§ TASK INPUT:
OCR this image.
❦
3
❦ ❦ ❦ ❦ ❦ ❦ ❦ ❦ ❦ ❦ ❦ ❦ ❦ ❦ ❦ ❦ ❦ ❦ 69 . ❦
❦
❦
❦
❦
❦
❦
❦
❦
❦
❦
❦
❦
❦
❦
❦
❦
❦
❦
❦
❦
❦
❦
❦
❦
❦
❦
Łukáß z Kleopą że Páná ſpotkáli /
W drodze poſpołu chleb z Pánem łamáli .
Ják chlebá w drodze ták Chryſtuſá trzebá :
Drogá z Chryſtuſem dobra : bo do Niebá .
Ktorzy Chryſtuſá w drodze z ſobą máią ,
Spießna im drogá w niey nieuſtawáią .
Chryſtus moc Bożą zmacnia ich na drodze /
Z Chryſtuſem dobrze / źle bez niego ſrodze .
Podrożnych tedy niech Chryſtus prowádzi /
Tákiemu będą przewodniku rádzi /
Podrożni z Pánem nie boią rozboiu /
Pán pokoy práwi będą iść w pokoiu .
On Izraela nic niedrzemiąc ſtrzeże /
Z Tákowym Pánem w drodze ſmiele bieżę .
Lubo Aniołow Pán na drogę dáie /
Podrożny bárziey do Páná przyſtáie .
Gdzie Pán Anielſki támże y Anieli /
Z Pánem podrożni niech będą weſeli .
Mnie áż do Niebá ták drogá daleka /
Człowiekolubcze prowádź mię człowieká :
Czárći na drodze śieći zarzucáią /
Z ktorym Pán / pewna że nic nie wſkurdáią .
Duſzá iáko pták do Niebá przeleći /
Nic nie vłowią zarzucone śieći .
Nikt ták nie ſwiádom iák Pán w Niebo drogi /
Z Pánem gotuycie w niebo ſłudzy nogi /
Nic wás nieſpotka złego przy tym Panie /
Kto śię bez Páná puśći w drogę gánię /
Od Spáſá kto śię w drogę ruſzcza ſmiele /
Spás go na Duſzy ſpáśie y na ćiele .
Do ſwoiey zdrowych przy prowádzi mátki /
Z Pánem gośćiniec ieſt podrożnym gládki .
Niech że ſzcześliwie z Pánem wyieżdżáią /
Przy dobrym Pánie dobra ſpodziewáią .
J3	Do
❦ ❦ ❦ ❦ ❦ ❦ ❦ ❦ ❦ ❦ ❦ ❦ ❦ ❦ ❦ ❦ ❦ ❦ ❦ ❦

§ PROBLEM STATEMENT: Copy every line of the records word for word.

§ WRITTEN ANSWER:
OCR this image.
❦
3
❦ ❦ ❦ ❦ ❦ ❦ ❦ ❦ ❦ ❦ ❦ ❦ ❦ ❦ ❦ ❦ ❦ ❦ 69 . ❦
❦
❦
❦
❦
❦
❦
❦
❦
❦
❦
❦
❦
❦
❦
❦
❦
❦
❦
❦
❦
❦
❦
❦
❦
❦
❦
Łukáß z Kleopą że Páná ſpotkáli /
W drodze poſpołu chleb z Pánem łamáli .
Ják chlebá w drodze ták Chryſtuſá trzebá :
Drogá z Chryſtuſem dobra : bo do Niebá .
Ktorzy Chryſtuſá w drodze z ſobą máią ,
Spießna im drogá w niey nieuſtawáią .
Chryſtus moc Bożą zmacnia ich na drodze /
Z Chryſtuſem dobrze / źle bez niego ſrodze .
Podrożnych tedy niech Chryſtus prowádzi /
Tákiemu będą przewodniku rádzi /
Podrożni z Pánem nie boią rozboiu /
Pán pokoy práwi będą iść w pokoiu .
On Izraela nic niedrzemiąc ſtrzeże /
Z Tákowym Pánem w drodze ſmiele bieżę .
Lubo Aniołow Pán na drogę dáie /
Podrożny bárziey do Páná przyſtáie .
Gdzie Pán Anielſki támże y Anieli /
Z Pánem podrożni niech będą weſeli .
Mnie áż do Niebá ták drogá daleka /
Człowiekolubcze prowádź mię człowieká :
Czárći na drodze śieći zarzucáią /
Z ktorym Pán / pewna że nic nie wſkurdáią .
Duſzá iáko pták do Niebá przeleći /
Nic nie vłowią zarzucone śieći .
Nikt ták nie ſwiádom iák Pán w Niebo drogi /
Z Pánem gotuycie w niebo ſłudzy nogi /
Nic wás nieſpotka złego przy tym Panie /
Kto śię bez Páná puśći w drogę gánię /
Od Spáſá kto śię w drogę ruſzcza ſmiele /
Spás go na Duſzy ſpáśie y na ćiele .
Do ſwoiey zdrowych przy prowádzi mátki /
Z Pánem gośćiniec ieſt podrożnym gládki .
Niech że ſzcześliwie z Pánem wyieżdżáią /
Przy dobrym Pánie dobra ſpodziewáią .
J3	Do
❦ ❦ ❦ ❦ ❦ ❦ ❦ ❦ ❦ ❦ ❦ ❦ ❦ ❦ ❦ ❦ ❦ ❦ ❦ ❦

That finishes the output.